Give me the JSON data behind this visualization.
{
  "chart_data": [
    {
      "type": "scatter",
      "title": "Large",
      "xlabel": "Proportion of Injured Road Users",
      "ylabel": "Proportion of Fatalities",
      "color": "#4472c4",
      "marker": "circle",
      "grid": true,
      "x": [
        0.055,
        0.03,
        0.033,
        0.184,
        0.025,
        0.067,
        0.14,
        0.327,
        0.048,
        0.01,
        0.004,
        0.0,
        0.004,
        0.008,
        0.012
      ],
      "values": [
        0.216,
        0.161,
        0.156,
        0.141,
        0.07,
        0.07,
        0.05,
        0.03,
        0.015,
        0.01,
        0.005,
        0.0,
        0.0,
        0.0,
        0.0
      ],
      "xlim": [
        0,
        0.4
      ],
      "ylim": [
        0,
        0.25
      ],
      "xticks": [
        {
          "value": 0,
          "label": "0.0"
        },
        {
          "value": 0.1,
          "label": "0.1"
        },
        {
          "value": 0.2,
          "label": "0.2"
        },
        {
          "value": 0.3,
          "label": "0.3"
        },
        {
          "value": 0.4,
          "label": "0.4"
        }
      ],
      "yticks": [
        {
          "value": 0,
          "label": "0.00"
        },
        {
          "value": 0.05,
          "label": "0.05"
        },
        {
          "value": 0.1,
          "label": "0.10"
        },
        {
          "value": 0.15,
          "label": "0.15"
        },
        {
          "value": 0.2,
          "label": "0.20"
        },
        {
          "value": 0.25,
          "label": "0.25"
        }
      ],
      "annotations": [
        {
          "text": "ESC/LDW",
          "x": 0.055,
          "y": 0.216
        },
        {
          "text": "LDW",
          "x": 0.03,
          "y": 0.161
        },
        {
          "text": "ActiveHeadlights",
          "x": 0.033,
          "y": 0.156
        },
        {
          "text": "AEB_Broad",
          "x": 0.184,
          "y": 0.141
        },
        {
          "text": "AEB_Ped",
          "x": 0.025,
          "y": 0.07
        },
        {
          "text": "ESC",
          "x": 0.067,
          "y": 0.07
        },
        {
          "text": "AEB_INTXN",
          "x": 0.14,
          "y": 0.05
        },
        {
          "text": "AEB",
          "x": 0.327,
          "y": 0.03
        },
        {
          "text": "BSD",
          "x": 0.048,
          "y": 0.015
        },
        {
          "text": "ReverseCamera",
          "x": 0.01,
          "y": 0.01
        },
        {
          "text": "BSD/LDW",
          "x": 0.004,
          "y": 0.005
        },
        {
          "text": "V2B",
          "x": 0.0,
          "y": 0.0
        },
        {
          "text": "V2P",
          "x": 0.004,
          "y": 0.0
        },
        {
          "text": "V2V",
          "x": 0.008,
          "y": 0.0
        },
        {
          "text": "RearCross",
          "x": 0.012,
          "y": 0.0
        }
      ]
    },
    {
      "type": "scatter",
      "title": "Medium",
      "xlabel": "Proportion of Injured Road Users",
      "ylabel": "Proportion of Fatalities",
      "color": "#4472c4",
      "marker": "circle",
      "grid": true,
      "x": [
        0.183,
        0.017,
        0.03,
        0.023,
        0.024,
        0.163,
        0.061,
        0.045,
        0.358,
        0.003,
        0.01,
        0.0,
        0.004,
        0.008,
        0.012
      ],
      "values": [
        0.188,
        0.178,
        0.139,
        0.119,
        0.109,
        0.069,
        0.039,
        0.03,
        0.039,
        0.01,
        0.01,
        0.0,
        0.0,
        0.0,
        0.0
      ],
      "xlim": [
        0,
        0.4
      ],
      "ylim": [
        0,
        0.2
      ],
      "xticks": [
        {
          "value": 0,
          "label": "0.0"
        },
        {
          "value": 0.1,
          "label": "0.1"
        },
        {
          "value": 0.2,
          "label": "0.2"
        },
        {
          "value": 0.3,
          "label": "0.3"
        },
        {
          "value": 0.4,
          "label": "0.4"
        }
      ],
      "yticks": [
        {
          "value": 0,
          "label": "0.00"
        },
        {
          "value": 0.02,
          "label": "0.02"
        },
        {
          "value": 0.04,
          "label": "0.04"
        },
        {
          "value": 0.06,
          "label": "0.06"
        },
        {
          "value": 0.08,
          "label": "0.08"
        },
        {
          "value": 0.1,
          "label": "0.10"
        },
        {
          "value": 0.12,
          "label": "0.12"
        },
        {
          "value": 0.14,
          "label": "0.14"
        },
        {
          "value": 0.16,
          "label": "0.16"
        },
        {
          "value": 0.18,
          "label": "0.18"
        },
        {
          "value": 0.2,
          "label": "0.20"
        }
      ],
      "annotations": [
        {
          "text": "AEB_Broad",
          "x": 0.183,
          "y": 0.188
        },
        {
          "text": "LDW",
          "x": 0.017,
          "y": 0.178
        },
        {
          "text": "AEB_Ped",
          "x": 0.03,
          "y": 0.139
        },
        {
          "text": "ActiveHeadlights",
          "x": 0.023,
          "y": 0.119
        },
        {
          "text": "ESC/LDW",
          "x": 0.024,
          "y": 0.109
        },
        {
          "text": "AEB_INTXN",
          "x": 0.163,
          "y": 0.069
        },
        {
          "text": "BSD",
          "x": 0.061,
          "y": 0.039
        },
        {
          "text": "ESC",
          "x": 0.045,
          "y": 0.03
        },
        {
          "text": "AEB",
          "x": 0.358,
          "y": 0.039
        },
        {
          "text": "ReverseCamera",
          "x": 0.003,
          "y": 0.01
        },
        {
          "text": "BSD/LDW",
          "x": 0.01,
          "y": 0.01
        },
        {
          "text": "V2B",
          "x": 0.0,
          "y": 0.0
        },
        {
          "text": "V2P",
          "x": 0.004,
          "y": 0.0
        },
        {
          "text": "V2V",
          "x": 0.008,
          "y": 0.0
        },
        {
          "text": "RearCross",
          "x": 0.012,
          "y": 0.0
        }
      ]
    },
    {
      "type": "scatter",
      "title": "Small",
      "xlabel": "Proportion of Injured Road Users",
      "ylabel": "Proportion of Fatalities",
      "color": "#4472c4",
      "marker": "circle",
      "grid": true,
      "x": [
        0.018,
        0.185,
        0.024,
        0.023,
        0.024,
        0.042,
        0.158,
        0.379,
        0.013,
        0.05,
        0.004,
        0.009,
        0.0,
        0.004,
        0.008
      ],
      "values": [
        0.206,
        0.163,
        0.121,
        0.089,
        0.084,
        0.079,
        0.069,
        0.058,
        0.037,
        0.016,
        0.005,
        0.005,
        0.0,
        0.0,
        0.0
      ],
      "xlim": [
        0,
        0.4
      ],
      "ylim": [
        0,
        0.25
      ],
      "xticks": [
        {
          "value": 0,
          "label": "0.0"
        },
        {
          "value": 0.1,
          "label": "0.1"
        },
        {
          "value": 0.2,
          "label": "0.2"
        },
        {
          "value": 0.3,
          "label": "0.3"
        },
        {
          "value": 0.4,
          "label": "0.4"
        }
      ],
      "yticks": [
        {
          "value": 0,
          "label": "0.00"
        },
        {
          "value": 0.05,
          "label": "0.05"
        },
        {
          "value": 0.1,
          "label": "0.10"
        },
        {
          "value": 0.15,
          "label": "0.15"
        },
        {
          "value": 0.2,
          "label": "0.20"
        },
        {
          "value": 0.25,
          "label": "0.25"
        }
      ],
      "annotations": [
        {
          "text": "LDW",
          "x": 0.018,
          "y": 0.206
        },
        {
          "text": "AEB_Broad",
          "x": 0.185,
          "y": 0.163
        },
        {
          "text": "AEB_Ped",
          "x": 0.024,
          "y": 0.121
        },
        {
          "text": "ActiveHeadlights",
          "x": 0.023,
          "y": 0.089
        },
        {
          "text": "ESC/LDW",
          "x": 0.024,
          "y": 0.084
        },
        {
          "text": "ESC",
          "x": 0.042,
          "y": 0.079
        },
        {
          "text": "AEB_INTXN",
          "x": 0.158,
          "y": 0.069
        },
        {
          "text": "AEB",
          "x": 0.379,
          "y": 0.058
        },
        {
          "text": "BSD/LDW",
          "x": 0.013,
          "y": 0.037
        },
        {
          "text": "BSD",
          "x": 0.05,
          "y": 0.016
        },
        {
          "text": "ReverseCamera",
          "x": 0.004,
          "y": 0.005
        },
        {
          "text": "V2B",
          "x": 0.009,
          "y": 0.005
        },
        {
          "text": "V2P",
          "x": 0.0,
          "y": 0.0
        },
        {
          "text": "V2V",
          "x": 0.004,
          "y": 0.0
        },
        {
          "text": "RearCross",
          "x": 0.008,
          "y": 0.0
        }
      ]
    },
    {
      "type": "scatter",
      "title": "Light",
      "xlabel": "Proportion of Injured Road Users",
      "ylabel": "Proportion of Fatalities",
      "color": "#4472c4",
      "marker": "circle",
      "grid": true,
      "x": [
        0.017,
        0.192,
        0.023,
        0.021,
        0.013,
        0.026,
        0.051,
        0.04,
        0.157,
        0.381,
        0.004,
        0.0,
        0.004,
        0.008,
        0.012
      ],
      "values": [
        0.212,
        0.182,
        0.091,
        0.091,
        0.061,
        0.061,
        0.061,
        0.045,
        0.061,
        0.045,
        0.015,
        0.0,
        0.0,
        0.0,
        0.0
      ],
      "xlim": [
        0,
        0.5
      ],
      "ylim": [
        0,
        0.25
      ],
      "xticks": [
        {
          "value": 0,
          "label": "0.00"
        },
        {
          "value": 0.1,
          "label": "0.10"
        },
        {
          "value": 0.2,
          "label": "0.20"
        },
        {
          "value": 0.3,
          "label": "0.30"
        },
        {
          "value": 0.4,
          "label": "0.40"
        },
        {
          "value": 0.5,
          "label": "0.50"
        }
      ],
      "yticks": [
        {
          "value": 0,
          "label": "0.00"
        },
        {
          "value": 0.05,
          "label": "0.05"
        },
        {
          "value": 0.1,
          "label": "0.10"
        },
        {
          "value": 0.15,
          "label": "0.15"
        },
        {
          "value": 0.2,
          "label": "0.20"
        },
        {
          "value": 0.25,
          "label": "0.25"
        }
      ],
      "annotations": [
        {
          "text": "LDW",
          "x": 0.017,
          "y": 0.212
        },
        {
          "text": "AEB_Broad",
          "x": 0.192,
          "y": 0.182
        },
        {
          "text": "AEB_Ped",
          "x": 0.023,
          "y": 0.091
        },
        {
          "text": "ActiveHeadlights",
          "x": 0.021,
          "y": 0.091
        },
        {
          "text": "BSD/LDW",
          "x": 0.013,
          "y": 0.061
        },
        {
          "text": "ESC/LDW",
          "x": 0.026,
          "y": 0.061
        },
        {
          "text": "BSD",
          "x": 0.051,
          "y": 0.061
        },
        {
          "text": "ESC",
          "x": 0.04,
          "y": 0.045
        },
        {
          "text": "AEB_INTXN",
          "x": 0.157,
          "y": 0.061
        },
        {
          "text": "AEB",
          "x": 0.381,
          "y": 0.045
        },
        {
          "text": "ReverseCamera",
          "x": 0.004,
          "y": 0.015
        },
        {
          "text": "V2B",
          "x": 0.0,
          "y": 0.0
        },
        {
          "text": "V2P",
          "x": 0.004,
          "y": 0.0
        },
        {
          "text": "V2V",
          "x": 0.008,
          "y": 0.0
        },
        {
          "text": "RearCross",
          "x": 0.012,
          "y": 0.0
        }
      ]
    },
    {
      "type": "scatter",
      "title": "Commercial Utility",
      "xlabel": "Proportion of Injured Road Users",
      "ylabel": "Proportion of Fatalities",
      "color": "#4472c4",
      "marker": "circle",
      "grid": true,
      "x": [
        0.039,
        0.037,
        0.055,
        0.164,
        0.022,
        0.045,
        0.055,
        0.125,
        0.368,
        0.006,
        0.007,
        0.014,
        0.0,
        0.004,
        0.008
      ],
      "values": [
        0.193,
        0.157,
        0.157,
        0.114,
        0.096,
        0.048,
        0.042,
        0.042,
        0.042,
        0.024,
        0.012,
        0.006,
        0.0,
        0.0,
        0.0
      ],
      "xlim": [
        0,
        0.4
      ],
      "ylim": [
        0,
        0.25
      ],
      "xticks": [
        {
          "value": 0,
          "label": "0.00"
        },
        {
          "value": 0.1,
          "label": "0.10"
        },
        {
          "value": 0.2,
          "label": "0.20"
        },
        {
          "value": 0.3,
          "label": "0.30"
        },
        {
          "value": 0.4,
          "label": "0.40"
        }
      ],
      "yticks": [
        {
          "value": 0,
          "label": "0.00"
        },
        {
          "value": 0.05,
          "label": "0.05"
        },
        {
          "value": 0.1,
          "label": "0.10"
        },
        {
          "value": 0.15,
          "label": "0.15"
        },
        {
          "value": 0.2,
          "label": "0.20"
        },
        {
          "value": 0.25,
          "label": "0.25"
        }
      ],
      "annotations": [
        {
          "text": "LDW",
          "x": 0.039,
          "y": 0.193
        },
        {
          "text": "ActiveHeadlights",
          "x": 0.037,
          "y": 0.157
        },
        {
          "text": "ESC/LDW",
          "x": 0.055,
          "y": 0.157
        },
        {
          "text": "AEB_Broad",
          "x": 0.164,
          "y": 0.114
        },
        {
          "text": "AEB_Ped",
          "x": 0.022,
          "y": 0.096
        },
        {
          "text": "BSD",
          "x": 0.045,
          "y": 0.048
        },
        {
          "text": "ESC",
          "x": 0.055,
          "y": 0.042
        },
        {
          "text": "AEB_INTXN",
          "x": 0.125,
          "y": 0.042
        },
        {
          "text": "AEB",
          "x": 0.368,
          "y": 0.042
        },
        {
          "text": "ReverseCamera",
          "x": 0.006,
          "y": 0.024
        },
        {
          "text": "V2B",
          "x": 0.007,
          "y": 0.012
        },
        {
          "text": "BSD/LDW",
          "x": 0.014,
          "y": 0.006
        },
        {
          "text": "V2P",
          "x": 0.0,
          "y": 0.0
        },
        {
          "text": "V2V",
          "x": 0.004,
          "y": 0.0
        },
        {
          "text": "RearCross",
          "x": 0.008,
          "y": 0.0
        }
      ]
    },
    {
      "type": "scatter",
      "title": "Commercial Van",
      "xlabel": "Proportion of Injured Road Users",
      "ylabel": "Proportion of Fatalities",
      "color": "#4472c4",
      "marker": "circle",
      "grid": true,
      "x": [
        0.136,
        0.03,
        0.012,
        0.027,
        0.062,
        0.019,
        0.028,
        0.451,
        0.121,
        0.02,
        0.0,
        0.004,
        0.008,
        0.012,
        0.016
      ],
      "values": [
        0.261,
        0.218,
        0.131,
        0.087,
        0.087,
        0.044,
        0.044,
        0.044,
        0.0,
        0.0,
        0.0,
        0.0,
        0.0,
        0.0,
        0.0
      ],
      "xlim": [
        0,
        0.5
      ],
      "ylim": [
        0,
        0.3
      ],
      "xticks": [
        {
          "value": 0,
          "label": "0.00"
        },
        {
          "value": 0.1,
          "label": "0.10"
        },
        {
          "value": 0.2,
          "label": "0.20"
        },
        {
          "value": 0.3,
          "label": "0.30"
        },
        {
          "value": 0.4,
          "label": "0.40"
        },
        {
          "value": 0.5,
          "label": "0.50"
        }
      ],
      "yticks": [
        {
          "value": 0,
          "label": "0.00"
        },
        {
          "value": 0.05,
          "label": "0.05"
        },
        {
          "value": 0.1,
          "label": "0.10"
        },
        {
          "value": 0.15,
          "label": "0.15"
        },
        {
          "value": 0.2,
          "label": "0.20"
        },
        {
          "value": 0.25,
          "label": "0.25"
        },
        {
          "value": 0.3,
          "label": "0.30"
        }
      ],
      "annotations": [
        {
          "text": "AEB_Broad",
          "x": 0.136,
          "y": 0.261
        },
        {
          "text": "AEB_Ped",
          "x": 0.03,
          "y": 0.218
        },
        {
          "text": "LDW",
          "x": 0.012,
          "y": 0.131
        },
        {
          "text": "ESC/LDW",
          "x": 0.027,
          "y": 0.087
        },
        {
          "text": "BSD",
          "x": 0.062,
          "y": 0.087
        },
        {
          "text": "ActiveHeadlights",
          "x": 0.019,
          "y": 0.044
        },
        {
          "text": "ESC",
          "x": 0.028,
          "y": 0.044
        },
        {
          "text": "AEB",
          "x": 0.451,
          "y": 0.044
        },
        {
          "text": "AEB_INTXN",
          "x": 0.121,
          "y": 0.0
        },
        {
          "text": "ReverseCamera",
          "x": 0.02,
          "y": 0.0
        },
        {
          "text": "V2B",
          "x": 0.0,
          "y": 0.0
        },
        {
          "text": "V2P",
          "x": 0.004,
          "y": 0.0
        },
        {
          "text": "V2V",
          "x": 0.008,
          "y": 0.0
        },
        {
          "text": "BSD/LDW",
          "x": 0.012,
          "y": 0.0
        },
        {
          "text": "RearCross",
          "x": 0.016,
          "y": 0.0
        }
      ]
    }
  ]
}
★ ★ ★
• **Task objective**:
From the entries above, copy every line that holds the word "title".

• **Full answer**:
      "title": "Large",
      "title": "Medium",
      "title": "Small",
      "title": "Light",
      "title": "Commercial Utility",
      "title": "Commercial Van",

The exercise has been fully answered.